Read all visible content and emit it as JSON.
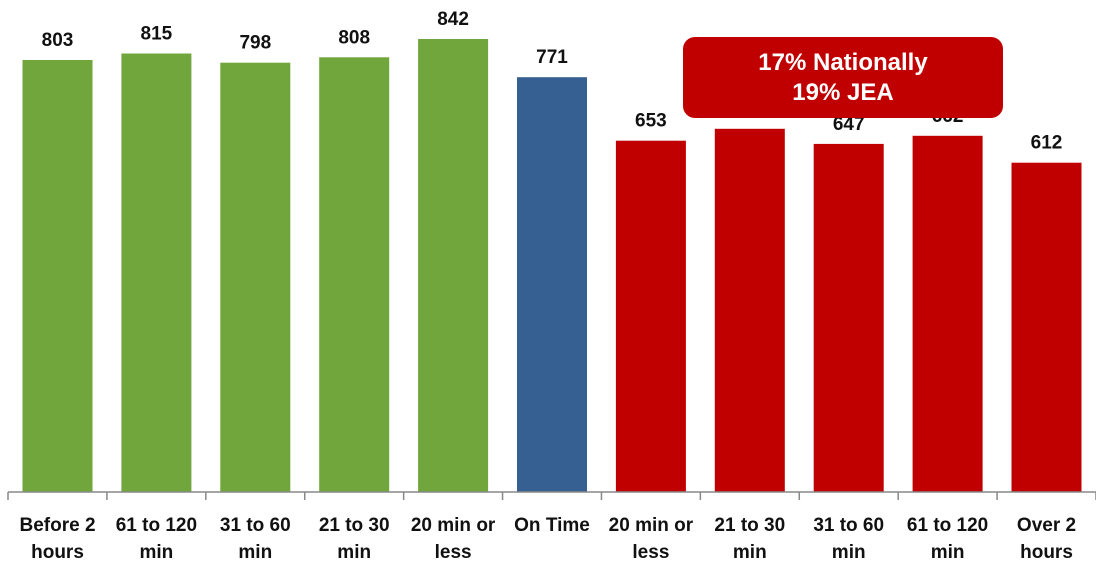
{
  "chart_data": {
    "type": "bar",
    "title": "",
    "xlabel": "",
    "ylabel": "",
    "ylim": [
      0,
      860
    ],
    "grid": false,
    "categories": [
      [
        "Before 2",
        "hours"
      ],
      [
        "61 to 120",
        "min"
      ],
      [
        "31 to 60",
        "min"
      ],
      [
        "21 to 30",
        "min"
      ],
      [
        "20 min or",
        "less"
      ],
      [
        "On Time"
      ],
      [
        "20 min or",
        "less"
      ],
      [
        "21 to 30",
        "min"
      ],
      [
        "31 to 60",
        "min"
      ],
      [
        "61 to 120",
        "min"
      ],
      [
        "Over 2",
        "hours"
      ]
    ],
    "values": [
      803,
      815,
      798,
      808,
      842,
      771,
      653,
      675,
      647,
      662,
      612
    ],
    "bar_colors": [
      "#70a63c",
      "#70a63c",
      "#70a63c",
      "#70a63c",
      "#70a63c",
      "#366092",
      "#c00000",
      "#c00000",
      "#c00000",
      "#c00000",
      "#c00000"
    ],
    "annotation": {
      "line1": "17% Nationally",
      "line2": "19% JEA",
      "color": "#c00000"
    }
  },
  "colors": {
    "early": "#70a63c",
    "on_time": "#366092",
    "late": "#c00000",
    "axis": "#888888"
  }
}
....................
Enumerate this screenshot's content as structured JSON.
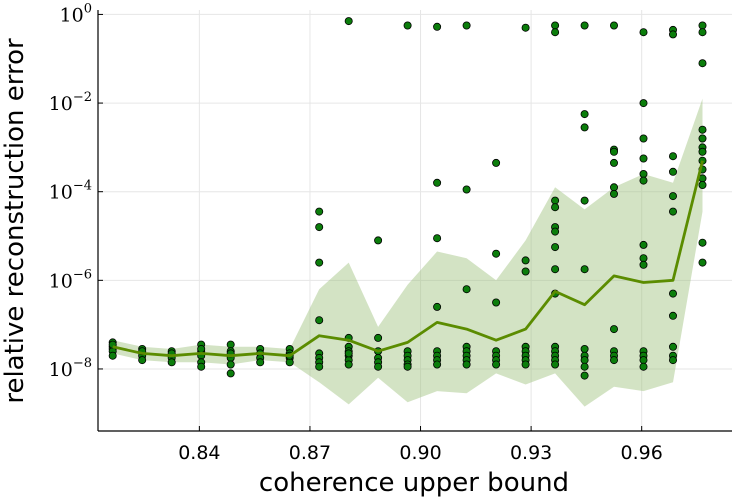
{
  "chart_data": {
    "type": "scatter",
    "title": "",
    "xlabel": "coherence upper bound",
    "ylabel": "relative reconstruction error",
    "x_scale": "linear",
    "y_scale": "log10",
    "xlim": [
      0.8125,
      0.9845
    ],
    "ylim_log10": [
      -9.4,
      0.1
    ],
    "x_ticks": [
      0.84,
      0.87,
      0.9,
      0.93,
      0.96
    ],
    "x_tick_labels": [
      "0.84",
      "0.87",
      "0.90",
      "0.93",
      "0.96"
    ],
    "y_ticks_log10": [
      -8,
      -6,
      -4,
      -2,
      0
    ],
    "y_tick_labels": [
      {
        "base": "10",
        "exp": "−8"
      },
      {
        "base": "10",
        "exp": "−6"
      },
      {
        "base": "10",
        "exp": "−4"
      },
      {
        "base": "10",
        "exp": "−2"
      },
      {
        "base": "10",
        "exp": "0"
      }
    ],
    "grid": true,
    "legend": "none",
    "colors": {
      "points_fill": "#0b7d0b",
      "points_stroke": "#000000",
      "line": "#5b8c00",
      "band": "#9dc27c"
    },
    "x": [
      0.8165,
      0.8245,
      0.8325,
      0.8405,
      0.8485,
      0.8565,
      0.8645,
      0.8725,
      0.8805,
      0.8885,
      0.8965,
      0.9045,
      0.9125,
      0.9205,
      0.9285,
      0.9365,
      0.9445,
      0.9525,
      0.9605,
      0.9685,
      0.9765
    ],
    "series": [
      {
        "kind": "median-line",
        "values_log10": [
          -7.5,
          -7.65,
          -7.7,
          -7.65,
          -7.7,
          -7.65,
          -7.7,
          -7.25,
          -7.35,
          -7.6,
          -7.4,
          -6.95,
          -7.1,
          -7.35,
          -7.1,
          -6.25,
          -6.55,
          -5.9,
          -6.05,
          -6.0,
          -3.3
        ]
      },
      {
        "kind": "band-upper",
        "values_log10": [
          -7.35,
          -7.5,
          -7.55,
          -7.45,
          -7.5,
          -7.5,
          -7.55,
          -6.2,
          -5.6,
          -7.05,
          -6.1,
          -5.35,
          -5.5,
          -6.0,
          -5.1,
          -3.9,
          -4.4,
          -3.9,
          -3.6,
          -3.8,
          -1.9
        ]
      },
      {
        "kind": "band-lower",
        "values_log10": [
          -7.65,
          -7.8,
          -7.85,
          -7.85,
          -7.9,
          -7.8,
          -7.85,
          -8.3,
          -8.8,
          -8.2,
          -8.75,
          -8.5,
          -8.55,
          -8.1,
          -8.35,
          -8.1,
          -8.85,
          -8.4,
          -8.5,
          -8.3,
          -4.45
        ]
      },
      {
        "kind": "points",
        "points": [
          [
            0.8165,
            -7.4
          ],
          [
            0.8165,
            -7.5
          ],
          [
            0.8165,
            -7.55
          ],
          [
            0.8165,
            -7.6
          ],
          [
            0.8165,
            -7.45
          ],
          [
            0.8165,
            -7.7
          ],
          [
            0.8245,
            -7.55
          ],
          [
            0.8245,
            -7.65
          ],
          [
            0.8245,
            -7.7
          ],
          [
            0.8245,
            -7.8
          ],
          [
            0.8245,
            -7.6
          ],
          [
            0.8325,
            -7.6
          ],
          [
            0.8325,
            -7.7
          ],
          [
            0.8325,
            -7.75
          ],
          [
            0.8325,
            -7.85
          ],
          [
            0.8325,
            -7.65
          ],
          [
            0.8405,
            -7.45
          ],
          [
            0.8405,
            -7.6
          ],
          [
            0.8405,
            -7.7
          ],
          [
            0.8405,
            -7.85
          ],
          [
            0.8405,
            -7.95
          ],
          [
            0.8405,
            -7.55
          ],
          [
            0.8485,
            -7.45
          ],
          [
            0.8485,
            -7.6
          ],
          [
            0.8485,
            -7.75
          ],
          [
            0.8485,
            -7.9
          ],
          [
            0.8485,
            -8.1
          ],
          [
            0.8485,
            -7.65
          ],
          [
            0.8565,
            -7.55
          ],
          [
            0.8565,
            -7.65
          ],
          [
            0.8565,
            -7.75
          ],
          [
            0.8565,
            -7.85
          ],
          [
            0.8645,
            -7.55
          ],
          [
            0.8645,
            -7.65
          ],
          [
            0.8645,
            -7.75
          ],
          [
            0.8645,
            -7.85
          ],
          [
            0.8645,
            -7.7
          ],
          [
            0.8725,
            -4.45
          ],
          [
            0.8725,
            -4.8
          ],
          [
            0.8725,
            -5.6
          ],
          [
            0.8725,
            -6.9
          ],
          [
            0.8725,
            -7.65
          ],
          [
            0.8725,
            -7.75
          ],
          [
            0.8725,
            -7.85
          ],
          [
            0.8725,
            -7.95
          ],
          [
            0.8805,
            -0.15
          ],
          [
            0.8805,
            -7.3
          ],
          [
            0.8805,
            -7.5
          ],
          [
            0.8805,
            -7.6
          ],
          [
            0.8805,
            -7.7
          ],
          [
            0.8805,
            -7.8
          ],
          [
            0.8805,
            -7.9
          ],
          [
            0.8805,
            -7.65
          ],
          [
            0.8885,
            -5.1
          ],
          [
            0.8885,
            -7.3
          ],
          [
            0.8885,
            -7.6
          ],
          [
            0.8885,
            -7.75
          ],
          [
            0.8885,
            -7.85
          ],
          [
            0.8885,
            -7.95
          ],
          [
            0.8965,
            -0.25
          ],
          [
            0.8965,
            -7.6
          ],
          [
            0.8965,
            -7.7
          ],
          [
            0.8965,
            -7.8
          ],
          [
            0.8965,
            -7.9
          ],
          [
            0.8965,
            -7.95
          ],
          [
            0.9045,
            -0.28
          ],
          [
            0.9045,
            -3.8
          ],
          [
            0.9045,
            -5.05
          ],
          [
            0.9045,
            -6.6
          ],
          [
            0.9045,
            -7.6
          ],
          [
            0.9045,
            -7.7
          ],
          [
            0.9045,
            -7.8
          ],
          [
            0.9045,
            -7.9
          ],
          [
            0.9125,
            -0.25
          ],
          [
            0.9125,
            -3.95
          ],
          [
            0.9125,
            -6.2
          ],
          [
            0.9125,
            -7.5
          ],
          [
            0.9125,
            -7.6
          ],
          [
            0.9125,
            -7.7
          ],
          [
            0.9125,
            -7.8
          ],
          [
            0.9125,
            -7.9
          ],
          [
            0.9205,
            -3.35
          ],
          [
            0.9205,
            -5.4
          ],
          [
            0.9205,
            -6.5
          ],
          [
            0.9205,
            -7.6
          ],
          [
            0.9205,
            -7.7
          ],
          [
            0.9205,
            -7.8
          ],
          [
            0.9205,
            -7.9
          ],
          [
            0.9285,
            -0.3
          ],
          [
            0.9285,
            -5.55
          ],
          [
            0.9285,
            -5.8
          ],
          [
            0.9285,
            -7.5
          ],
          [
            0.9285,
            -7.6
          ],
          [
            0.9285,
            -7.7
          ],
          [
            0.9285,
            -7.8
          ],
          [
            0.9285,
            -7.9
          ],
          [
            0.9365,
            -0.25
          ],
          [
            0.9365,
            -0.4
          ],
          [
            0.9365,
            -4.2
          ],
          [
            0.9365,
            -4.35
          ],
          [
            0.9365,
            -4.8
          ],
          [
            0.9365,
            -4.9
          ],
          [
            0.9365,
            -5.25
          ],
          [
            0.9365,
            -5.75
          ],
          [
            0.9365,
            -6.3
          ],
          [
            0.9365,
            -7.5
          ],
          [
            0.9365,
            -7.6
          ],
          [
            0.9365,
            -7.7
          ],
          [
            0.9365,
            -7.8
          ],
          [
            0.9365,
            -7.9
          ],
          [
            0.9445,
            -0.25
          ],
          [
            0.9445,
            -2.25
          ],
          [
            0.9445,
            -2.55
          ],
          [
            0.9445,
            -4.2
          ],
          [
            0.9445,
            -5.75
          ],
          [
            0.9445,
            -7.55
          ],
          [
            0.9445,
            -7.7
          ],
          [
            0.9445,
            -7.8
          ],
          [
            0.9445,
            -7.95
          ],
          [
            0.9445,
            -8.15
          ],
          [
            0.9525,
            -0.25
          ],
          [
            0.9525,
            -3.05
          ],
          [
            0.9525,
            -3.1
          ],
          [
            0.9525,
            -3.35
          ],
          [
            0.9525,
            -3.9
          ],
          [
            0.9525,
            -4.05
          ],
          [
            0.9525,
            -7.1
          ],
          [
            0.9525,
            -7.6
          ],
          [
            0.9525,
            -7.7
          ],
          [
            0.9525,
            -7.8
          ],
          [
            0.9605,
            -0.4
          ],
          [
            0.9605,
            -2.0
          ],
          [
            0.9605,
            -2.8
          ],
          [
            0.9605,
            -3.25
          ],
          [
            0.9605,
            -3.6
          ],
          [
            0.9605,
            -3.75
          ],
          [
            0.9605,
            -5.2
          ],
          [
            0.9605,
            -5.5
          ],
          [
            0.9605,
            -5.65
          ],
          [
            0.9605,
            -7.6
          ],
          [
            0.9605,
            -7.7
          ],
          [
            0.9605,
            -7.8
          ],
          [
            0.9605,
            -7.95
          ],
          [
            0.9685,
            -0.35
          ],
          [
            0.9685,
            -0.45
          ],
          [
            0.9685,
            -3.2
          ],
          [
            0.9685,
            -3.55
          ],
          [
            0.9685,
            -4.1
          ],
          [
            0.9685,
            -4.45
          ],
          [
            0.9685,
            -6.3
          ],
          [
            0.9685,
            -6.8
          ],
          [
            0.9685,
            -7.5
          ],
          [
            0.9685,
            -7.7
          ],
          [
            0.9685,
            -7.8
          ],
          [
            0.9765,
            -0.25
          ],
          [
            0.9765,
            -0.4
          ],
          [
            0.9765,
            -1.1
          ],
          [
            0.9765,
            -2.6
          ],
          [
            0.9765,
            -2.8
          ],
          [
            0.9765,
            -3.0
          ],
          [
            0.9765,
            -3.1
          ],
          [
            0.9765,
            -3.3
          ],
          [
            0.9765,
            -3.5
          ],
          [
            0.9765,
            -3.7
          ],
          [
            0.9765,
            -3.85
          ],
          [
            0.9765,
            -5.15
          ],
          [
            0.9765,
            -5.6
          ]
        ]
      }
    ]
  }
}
....................
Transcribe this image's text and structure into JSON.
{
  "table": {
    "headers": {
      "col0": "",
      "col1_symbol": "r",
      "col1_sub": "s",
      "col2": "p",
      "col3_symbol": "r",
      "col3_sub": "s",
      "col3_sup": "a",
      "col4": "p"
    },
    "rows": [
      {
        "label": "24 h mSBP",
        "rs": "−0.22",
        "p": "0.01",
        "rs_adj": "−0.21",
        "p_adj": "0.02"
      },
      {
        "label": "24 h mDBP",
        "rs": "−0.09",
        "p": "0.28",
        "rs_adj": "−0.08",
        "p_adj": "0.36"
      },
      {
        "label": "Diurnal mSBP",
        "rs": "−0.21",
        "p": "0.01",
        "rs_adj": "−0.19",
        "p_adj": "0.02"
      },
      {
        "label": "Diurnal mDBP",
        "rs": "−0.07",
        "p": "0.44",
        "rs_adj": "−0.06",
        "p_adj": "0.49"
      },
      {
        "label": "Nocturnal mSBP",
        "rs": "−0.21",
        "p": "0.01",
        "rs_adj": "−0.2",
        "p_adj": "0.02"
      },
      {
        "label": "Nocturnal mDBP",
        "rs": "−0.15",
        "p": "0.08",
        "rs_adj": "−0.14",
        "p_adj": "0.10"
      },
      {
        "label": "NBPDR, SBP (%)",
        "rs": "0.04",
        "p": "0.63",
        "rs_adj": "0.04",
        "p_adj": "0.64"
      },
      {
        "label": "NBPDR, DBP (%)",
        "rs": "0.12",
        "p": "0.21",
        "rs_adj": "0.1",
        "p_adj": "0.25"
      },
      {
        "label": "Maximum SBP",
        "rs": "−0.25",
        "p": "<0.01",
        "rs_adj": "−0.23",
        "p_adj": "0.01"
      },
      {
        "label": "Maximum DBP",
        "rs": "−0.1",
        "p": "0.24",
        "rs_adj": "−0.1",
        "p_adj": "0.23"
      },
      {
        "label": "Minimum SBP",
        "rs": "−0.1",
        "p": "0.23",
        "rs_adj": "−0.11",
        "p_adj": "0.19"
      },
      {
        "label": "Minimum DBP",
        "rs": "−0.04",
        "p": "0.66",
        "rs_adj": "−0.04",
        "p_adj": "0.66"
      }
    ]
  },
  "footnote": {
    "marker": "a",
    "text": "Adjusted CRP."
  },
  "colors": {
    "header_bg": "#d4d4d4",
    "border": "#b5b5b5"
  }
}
....................
The task: Only a number is wanted here: how many lines in the data above include the string "ylabel"?

Written response: 2